**WRITTEN PROBLEM:** Locate each line containing the string "xlabel" and copy it out.

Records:
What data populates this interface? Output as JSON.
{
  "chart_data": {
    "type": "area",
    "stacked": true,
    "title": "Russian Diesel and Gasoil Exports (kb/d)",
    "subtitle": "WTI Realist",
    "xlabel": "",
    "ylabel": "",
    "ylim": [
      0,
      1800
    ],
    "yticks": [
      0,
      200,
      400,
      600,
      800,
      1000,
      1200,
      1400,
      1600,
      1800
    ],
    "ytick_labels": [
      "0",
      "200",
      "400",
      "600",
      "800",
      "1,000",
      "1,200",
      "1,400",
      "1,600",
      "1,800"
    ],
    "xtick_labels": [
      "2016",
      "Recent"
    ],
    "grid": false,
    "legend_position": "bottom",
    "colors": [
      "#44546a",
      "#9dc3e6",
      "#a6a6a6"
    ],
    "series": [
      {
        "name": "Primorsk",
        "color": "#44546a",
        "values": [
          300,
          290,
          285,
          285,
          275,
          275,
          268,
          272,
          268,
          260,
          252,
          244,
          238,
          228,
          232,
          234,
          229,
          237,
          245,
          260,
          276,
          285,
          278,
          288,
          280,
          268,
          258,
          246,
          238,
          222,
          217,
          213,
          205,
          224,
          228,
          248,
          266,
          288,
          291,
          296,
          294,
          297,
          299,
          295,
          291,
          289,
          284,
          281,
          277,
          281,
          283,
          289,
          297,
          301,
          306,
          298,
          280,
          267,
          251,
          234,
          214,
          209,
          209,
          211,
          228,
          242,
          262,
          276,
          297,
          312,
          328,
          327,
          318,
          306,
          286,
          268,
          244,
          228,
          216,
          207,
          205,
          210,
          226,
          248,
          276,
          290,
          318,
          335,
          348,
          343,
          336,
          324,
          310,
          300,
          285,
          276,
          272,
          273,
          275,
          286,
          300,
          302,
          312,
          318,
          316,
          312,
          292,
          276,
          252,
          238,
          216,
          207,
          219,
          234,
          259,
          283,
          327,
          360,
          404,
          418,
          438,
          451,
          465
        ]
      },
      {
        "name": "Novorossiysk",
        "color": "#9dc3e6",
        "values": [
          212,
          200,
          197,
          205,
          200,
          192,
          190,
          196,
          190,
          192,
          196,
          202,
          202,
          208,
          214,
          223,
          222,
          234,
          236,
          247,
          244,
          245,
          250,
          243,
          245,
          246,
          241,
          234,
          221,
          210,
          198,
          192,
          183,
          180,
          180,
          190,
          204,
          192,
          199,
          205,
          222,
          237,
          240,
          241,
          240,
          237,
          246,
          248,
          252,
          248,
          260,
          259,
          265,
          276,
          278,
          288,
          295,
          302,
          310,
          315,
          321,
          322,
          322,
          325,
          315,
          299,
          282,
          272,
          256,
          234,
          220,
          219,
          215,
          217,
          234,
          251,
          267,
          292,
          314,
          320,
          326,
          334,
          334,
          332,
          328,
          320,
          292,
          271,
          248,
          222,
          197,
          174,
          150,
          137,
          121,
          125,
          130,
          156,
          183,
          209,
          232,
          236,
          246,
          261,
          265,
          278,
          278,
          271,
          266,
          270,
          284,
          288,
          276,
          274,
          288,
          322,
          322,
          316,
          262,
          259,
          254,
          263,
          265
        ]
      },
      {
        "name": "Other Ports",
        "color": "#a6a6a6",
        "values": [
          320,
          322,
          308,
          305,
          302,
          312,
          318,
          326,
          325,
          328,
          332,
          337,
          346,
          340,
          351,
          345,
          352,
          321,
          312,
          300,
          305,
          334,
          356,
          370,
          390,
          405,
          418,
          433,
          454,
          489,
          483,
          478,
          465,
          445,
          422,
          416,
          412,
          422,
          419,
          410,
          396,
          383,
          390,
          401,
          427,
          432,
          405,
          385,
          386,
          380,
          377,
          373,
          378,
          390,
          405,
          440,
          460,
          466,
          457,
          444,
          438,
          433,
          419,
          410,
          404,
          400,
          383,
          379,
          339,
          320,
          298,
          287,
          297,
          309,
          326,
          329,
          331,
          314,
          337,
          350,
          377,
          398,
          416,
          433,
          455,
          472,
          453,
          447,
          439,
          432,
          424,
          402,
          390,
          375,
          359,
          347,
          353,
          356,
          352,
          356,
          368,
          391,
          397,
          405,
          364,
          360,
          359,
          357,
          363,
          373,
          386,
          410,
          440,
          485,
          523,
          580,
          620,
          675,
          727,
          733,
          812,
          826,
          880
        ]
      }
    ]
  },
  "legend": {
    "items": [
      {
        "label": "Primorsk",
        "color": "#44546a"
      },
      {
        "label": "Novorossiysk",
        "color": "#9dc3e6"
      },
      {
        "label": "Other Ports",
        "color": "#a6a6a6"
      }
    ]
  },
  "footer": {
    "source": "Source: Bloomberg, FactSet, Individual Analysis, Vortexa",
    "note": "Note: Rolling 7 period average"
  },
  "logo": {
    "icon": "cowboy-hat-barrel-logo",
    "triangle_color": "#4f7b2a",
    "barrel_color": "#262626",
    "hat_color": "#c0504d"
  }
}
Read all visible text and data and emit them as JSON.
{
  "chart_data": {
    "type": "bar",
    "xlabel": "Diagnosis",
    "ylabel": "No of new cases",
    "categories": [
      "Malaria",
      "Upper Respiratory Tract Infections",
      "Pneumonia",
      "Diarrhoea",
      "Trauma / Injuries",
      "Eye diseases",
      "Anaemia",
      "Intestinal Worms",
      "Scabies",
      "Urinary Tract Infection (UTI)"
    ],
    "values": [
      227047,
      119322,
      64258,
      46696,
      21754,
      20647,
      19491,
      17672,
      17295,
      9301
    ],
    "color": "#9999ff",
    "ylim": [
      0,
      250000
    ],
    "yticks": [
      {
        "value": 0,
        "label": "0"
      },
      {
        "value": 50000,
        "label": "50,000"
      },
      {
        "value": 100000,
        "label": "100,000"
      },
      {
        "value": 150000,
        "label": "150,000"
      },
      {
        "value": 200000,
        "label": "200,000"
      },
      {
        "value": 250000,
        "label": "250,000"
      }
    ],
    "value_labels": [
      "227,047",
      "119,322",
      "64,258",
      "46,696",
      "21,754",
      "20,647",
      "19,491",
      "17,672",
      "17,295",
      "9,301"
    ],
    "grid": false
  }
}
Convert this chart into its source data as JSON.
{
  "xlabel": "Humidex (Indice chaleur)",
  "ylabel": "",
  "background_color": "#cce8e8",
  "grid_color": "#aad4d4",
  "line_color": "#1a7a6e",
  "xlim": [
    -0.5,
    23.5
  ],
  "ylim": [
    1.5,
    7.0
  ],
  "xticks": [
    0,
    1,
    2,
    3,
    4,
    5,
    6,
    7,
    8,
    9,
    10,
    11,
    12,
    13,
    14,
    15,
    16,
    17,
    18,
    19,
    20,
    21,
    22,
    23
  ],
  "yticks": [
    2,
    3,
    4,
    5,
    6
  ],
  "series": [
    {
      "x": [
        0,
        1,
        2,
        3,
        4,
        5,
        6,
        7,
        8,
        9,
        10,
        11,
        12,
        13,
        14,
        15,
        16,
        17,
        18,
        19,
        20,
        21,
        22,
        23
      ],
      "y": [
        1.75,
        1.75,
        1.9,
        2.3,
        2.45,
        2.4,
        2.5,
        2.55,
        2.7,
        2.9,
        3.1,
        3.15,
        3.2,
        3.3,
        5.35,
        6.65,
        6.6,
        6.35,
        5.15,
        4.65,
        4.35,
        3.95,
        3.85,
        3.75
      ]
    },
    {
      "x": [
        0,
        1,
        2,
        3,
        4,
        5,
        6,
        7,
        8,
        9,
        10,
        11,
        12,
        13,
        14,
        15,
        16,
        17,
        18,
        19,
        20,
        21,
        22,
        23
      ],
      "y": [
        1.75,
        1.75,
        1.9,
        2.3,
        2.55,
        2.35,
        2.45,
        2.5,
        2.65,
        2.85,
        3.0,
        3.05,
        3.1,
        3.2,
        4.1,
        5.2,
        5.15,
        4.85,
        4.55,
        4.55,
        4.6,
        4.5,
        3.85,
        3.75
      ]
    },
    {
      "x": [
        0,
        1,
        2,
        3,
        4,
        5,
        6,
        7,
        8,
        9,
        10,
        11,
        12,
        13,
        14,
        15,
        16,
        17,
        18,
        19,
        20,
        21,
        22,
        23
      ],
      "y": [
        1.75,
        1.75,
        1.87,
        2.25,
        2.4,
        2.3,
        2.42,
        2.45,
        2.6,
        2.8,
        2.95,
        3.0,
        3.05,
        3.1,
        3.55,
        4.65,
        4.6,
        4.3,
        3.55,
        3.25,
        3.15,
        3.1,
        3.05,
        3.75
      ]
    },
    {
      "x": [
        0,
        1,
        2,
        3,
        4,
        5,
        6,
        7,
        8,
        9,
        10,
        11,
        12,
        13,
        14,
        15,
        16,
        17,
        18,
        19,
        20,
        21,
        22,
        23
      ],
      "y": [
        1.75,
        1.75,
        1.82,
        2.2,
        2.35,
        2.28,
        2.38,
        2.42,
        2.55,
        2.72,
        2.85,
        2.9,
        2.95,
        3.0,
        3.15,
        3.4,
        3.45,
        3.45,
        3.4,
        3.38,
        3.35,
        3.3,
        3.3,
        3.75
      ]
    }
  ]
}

**FINISHED EXERCISE:**
    "xlabel": "",
    "xlabel": "Diagnosis",
  "xlabel": "Humidex (Indice chaleur)",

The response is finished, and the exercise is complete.